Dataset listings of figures

● ● ●

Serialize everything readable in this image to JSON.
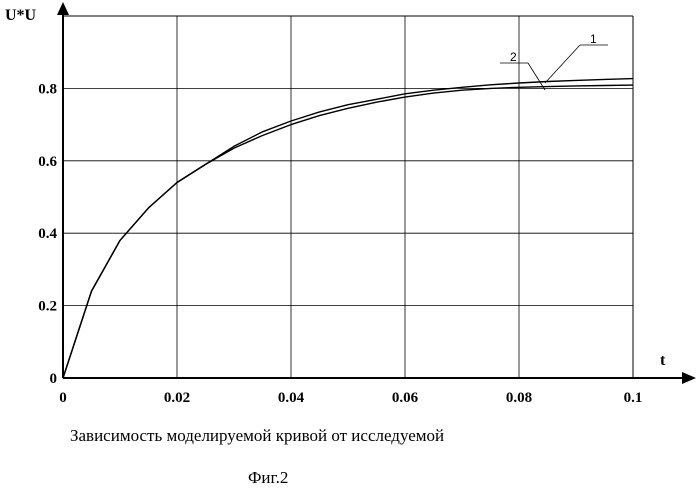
{
  "chart_data": {
    "type": "line",
    "xlabel": "t",
    "ylabel": "U*U",
    "xlim": [
      0,
      0.1
    ],
    "ylim": [
      0,
      1
    ],
    "x_ticks": [
      "0",
      "0.02",
      "0.04",
      "0.06",
      "0.08",
      "0.1"
    ],
    "y_ticks": [
      "0",
      "0.2",
      "0.4",
      "0.6",
      "0.8"
    ],
    "grid": true,
    "series": [
      {
        "name": "1",
        "x": [
          0,
          0.005,
          0.01,
          0.015,
          0.02,
          0.025,
          0.03,
          0.035,
          0.04,
          0.045,
          0.05,
          0.055,
          0.06,
          0.065,
          0.07,
          0.075,
          0.08,
          0.085,
          0.09,
          0.095,
          0.1
        ],
        "values": [
          0,
          0.24,
          0.38,
          0.47,
          0.54,
          0.59,
          0.64,
          0.68,
          0.71,
          0.735,
          0.755,
          0.77,
          0.785,
          0.795,
          0.803,
          0.81,
          0.815,
          0.819,
          0.822,
          0.825,
          0.827
        ]
      },
      {
        "name": "2",
        "x": [
          0,
          0.005,
          0.01,
          0.015,
          0.02,
          0.025,
          0.03,
          0.035,
          0.04,
          0.045,
          0.05,
          0.055,
          0.06,
          0.065,
          0.07,
          0.075,
          0.08,
          0.085,
          0.09,
          0.095,
          0.1
        ],
        "values": [
          0,
          0.24,
          0.38,
          0.47,
          0.54,
          0.59,
          0.635,
          0.67,
          0.7,
          0.725,
          0.745,
          0.762,
          0.776,
          0.787,
          0.795,
          0.8,
          0.803,
          0.805,
          0.807,
          0.808,
          0.809
        ]
      }
    ]
  },
  "caption": "Зависимость моделируемой кривой от исследуемой",
  "figure_label": "Фиг.2",
  "colors": {
    "line": "#000000",
    "grid": "#000000",
    "background": "#ffffff"
  }
}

● ● ●

#### [What the exercise asks]
Every line above should be returned exactly; the pictures stay out.

#### [Finished answer]
Serialize everything readable in this image to JSON.
{
  "chart_data": {
    "type": "line",
    "xlabel": "t",
    "ylabel": "U*U",
    "xlim": [
      0,
      0.1
    ],
    "ylim": [
      0,
      1
    ],
    "x_ticks": [
      "0",
      "0.02",
      "0.04",
      "0.06",
      "0.08",
      "0.1"
    ],
    "y_ticks": [
      "0",
      "0.2",
      "0.4",
      "0.6",
      "0.8"
    ],
    "grid": true,
    "series": [
      {
        "name": "1",
        "x": [
          0,
          0.005,
          0.01,
          0.015,
          0.02,
          0.025,
          0.03,
          0.035,
          0.04,
          0.045,
          0.05,
          0.055,
          0.06,
          0.065,
          0.07,
          0.075,
          0.08,
          0.085,
          0.09,
          0.095,
          0.1
        ],
        "values": [
          0,
          0.24,
          0.38,
          0.47,
          0.54,
          0.59,
          0.64,
          0.68,
          0.71,
          0.735,
          0.755,
          0.77,
          0.785,
          0.795,
          0.803,
          0.81,
          0.815,
          0.819,
          0.822,
          0.825,
          0.827
        ]
      },
      {
        "name": "2",
        "x": [
          0,
          0.005,
          0.01,
          0.015,
          0.02,
          0.025,
          0.03,
          0.035,
          0.04,
          0.045,
          0.05,
          0.055,
          0.06,
          0.065,
          0.07,
          0.075,
          0.08,
          0.085,
          0.09,
          0.095,
          0.1
        ],
        "values": [
          0,
          0.24,
          0.38,
          0.47,
          0.54,
          0.59,
          0.635,
          0.67,
          0.7,
          0.725,
          0.745,
          0.762,
          0.776,
          0.787,
          0.795,
          0.8,
          0.803,
          0.805,
          0.807,
          0.808,
          0.809
        ]
      }
    ]
  },
  "caption": "Зависимость моделируемой кривой от исследуемой",
  "figure_label": "Фиг.2",
  "colors": {
    "line": "#000000",
    "grid": "#000000",
    "background": "#ffffff"
  }
}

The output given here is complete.